TASK STATEMENT » Restate the full listing word for word and leave the pictures out.
══ GIVEN DATA
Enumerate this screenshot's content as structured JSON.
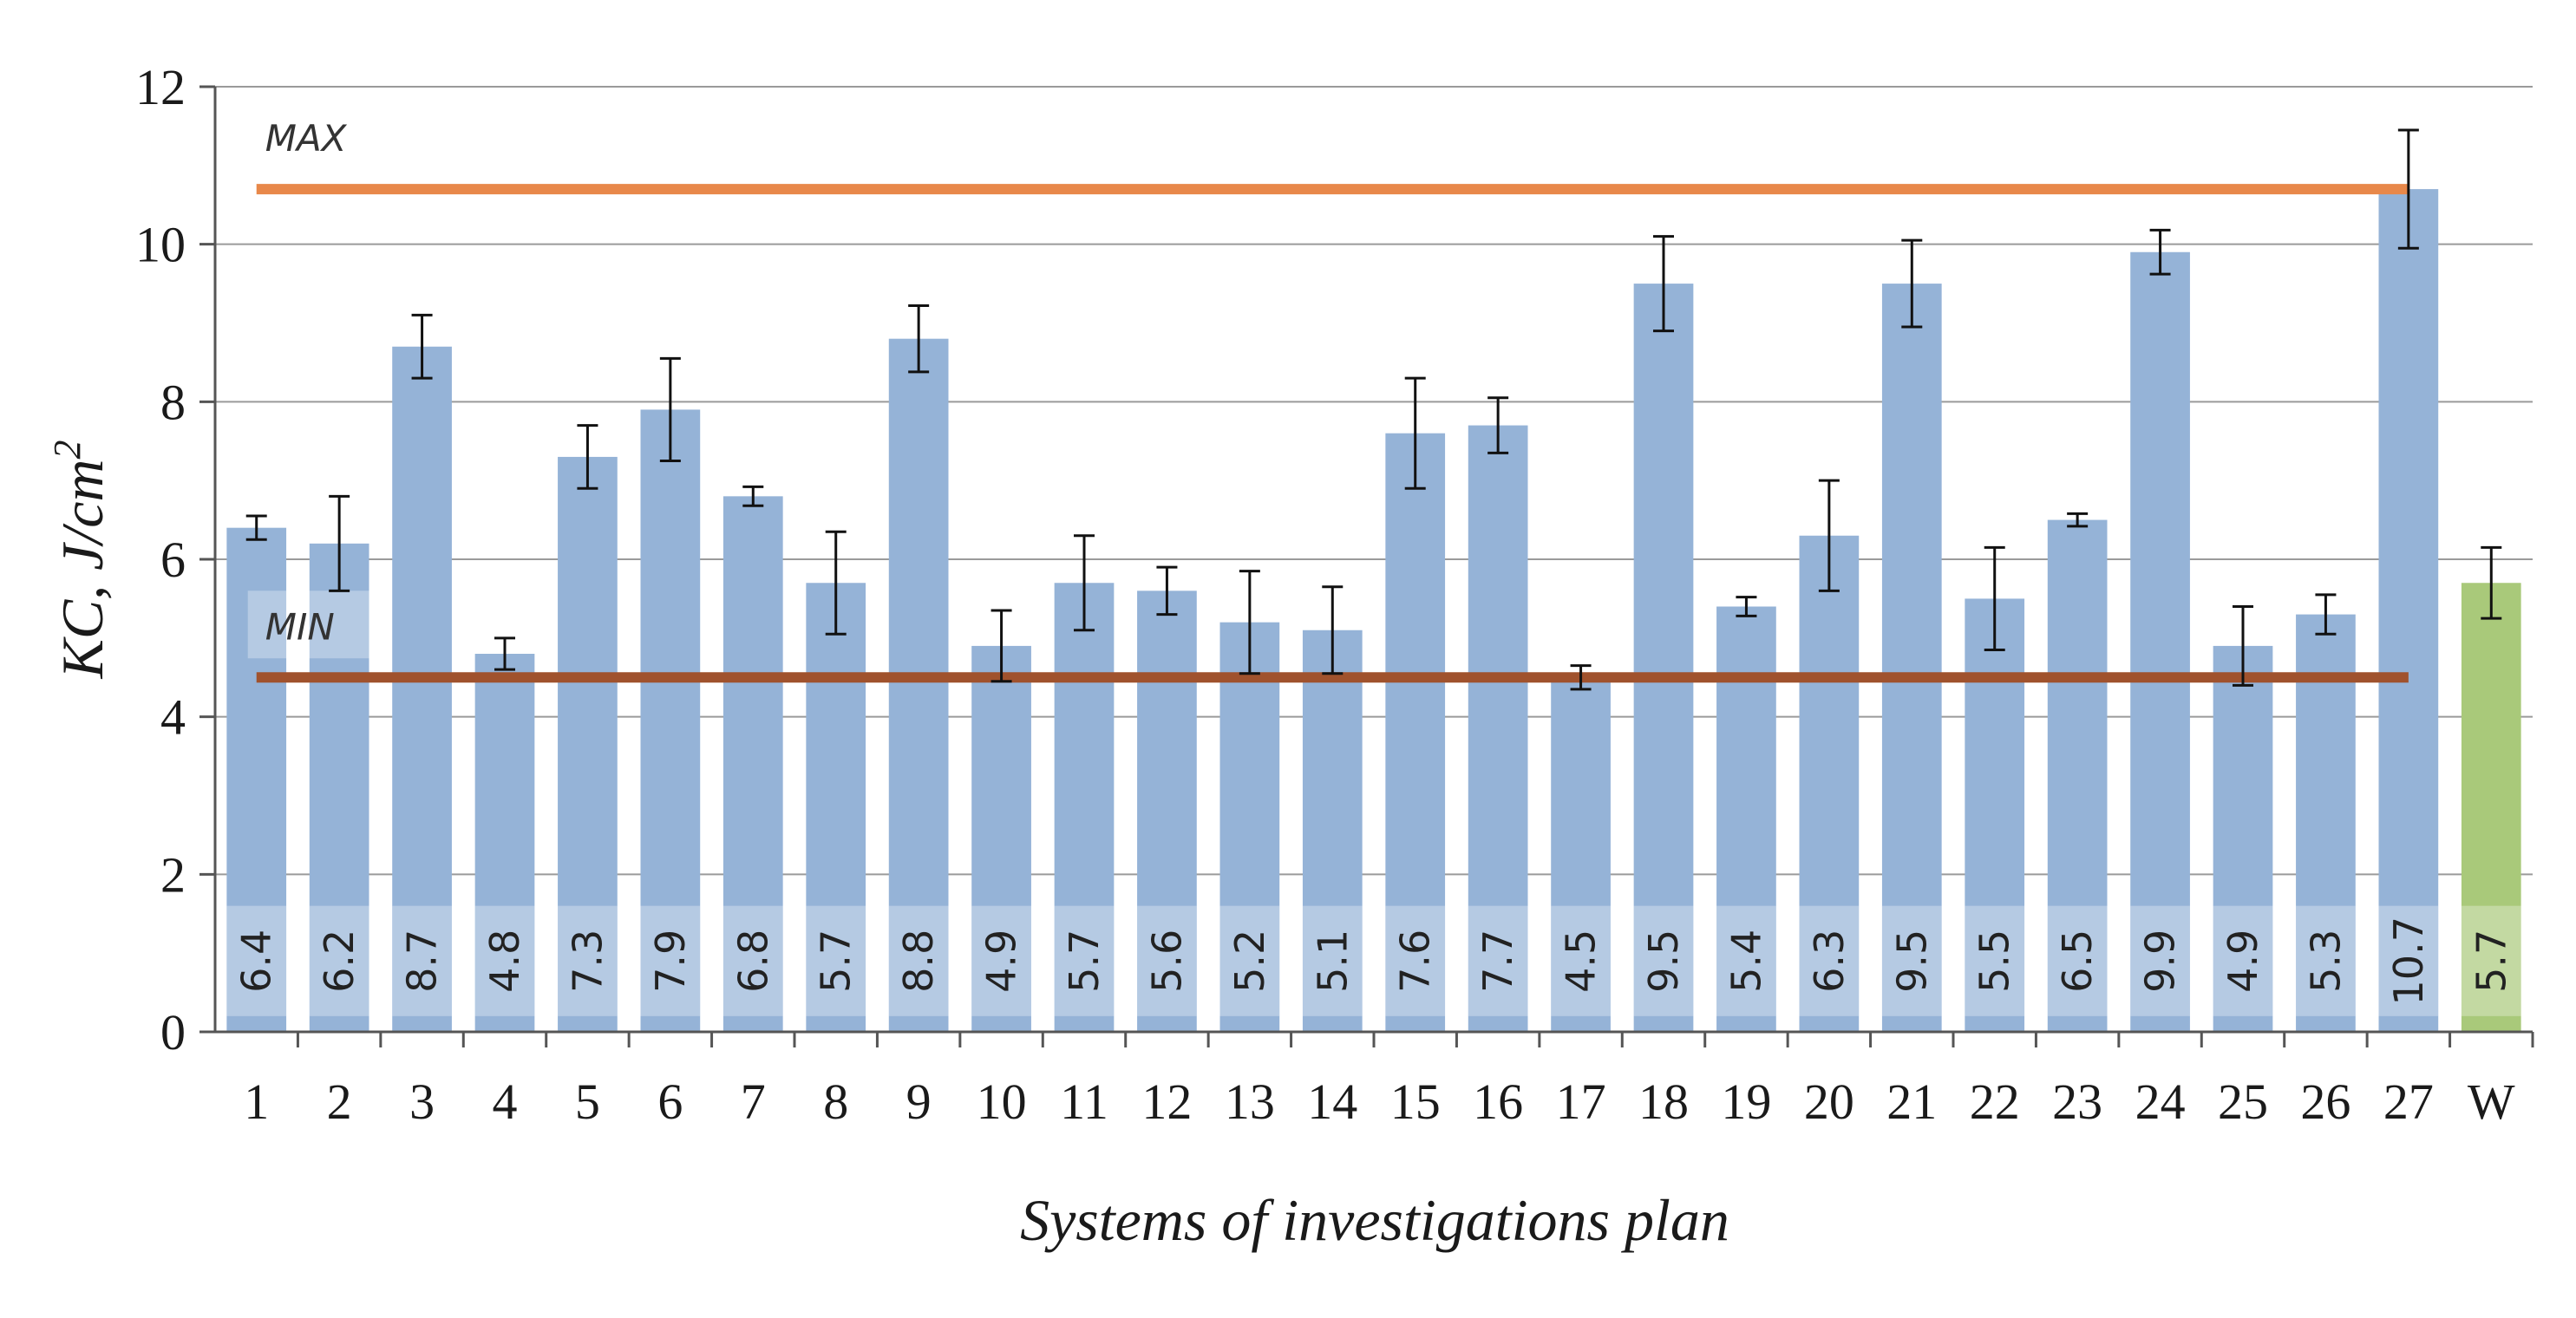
{
  "chart_data": {
    "type": "bar",
    "xlabel": "Systems of investigations plan",
    "ylabel": "KC, J/cm",
    "ylabel_sup": "2",
    "ylim": [
      0,
      12
    ],
    "yticks": [
      0,
      2,
      4,
      6,
      8,
      10,
      12
    ],
    "grid": true,
    "categories": [
      "1",
      "2",
      "3",
      "4",
      "5",
      "6",
      "7",
      "8",
      "9",
      "10",
      "11",
      "12",
      "13",
      "14",
      "15",
      "16",
      "17",
      "18",
      "19",
      "20",
      "21",
      "22",
      "23",
      "24",
      "25",
      "26",
      "27",
      "W"
    ],
    "values": [
      6.4,
      6.2,
      8.7,
      4.8,
      7.3,
      7.9,
      6.8,
      5.7,
      8.8,
      4.9,
      5.7,
      5.6,
      5.2,
      5.1,
      7.6,
      7.7,
      4.5,
      9.5,
      5.4,
      6.3,
      9.5,
      5.5,
      6.5,
      9.9,
      4.9,
      5.3,
      10.7,
      5.7
    ],
    "value_labels": [
      "6.4",
      "6.2",
      "8.7",
      "4.8",
      "7.3",
      "7.9",
      "6.8",
      "5.7",
      "8.8",
      "4.9",
      "5.7",
      "5.6",
      "5.2",
      "5.1",
      "7.6",
      "7.7",
      "4.5",
      "9.5",
      "5.4",
      "6.3",
      "9.5",
      "5.5",
      "6.5",
      "9.9",
      "4.9",
      "5.3",
      "10.7",
      "5.7"
    ],
    "errors": [
      0.15,
      0.6,
      0.4,
      0.2,
      0.4,
      0.65,
      0.12,
      0.65,
      0.42,
      0.45,
      0.6,
      0.3,
      0.65,
      0.55,
      0.7,
      0.35,
      0.15,
      0.6,
      0.12,
      0.7,
      0.55,
      0.65,
      0.08,
      0.28,
      0.5,
      0.25,
      0.75,
      0.45
    ],
    "reference_lines": [
      {
        "label": "MAX",
        "value": 10.7,
        "color": "#E8884A"
      },
      {
        "label": "MIN",
        "value": 4.5,
        "color": "#A0522D"
      }
    ],
    "colors": {
      "bar": "#95B3D7",
      "highlight_bar": "#A9C97A",
      "grid": "#9a9a9a",
      "error": "#111111"
    },
    "highlight_category": "W"
  }
}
════
RESPONSE FOR THIS EXERCISE »
Enumerate this screenshot's content as structured JSON.
{
  "chart_data": {
    "type": "bar",
    "xlabel": "Systems of investigations plan",
    "ylabel": "KC, J/cm",
    "ylabel_sup": "2",
    "ylim": [
      0,
      12
    ],
    "yticks": [
      0,
      2,
      4,
      6,
      8,
      10,
      12
    ],
    "grid": true,
    "categories": [
      "1",
      "2",
      "3",
      "4",
      "5",
      "6",
      "7",
      "8",
      "9",
      "10",
      "11",
      "12",
      "13",
      "14",
      "15",
      "16",
      "17",
      "18",
      "19",
      "20",
      "21",
      "22",
      "23",
      "24",
      "25",
      "26",
      "27",
      "W"
    ],
    "values": [
      6.4,
      6.2,
      8.7,
      4.8,
      7.3,
      7.9,
      6.8,
      5.7,
      8.8,
      4.9,
      5.7,
      5.6,
      5.2,
      5.1,
      7.6,
      7.7,
      4.5,
      9.5,
      5.4,
      6.3,
      9.5,
      5.5,
      6.5,
      9.9,
      4.9,
      5.3,
      10.7,
      5.7
    ],
    "value_labels": [
      "6.4",
      "6.2",
      "8.7",
      "4.8",
      "7.3",
      "7.9",
      "6.8",
      "5.7",
      "8.8",
      "4.9",
      "5.7",
      "5.6",
      "5.2",
      "5.1",
      "7.6",
      "7.7",
      "4.5",
      "9.5",
      "5.4",
      "6.3",
      "9.5",
      "5.5",
      "6.5",
      "9.9",
      "4.9",
      "5.3",
      "10.7",
      "5.7"
    ],
    "errors": [
      0.15,
      0.6,
      0.4,
      0.2,
      0.4,
      0.65,
      0.12,
      0.65,
      0.42,
      0.45,
      0.6,
      0.3,
      0.65,
      0.55,
      0.7,
      0.35,
      0.15,
      0.6,
      0.12,
      0.7,
      0.55,
      0.65,
      0.08,
      0.28,
      0.5,
      0.25,
      0.75,
      0.45
    ],
    "reference_lines": [
      {
        "label": "MAX",
        "value": 10.7,
        "color": "#E8884A"
      },
      {
        "label": "MIN",
        "value": 4.5,
        "color": "#A0522D"
      }
    ],
    "colors": {
      "bar": "#95B3D7",
      "highlight_bar": "#A9C97A",
      "grid": "#9a9a9a",
      "error": "#111111"
    },
    "highlight_category": "W"
  }
}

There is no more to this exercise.